-------- Provided data --------

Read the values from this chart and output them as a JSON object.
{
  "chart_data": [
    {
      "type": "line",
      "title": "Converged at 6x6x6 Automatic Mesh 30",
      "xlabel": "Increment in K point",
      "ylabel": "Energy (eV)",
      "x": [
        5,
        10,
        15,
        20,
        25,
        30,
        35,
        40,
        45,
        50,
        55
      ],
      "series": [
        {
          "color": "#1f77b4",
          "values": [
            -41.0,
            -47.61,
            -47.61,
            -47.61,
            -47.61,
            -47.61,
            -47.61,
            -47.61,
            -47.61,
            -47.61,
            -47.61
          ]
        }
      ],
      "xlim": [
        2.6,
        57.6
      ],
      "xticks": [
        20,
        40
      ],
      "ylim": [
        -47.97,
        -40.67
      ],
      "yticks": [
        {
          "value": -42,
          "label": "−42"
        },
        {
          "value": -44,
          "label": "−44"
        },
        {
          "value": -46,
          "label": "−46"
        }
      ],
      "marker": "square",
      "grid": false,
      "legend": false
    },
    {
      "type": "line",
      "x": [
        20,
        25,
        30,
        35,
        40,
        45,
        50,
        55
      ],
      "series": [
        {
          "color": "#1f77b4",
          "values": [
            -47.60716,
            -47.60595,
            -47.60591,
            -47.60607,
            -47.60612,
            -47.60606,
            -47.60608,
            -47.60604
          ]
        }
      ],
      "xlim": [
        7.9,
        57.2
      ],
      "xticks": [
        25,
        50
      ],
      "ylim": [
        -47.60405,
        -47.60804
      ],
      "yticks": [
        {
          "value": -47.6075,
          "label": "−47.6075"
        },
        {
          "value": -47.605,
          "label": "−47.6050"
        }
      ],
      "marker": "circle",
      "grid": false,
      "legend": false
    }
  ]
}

--------

## Exercise description
Copy every line exactly. Leave nothing out.

## Answer for this exercise
Read the values from this chart and output them as a JSON object.
{
  "chart_data": [
    {
      "type": "line",
      "title": "Converged at 6x6x6 Automatic Mesh 30",
      "xlabel": "Increment in K point",
      "ylabel": "Energy (eV)",
      "x": [
        5,
        10,
        15,
        20,
        25,
        30,
        35,
        40,
        45,
        50,
        55
      ],
      "series": [
        {
          "color": "#1f77b4",
          "values": [
            -41.0,
            -47.61,
            -47.61,
            -47.61,
            -47.61,
            -47.61,
            -47.61,
            -47.61,
            -47.61,
            -47.61,
            -47.61
          ]
        }
      ],
      "xlim": [
        2.6,
        57.6
      ],
      "xticks": [
        20,
        40
      ],
      "ylim": [
        -47.97,
        -40.67
      ],
      "yticks": [
        {
          "value": -42,
          "label": "−42"
        },
        {
          "value": -44,
          "label": "−44"
        },
        {
          "value": -46,
          "label": "−46"
        }
      ],
      "marker": "square",
      "grid": false,
      "legend": false
    },
    {
      "type": "line",
      "x": [
        20,
        25,
        30,
        35,
        40,
        45,
        50,
        55
      ],
      "series": [
        {
          "color": "#1f77b4",
          "values": [
            -47.60716,
            -47.60595,
            -47.60591,
            -47.60607,
            -47.60612,
            -47.60606,
            -47.60608,
            -47.60604
          ]
        }
      ],
      "xlim": [
        7.9,
        57.2
      ],
      "xticks": [
        25,
        50
      ],
      "ylim": [
        -47.60405,
        -47.60804
      ],
      "yticks": [
        {
          "value": -47.6075,
          "label": "−47.6075"
        },
        {
          "value": -47.605,
          "label": "−47.6050"
        }
      ],
      "marker": "circle",
      "grid": false,
      "legend": false
    }
  ]
}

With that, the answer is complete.